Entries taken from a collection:
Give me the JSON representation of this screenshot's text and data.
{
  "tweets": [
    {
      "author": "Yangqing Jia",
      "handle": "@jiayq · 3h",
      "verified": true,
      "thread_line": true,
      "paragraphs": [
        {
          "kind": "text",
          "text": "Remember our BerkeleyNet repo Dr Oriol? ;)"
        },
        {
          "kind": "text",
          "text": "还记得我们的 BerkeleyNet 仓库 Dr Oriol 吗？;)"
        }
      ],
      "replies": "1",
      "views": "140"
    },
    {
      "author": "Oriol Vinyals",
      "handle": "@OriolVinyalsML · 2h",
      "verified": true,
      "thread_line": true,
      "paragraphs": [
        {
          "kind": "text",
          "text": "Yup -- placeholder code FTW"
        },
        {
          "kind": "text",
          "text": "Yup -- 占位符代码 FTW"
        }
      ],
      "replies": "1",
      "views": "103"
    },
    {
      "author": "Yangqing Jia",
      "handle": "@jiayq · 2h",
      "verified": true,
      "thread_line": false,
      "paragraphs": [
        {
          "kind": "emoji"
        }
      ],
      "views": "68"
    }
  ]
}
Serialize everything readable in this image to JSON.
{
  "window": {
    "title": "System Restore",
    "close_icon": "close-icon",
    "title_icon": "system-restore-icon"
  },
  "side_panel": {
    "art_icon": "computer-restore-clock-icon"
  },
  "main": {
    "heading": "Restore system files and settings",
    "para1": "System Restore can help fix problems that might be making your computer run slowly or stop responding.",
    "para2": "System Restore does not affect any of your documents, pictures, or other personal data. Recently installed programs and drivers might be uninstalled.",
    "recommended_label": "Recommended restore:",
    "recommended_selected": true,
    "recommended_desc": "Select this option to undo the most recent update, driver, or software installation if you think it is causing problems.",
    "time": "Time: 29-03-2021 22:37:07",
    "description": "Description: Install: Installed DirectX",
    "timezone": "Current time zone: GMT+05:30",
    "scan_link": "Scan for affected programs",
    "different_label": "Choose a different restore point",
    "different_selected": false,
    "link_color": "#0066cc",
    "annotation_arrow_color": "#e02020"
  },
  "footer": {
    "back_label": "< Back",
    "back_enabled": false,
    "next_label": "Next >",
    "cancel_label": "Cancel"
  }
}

> Requirements:
Pick out every line holding the string "might" and return it.

> Output of the task:
    "para1": "System Restore can help fix problems that might be making your computer run slowly or stop responding.",
    "para2": "System Restore does not affect any of your documents, pictures, or other personal data. Recently installed programs and drivers might be uninstalled.",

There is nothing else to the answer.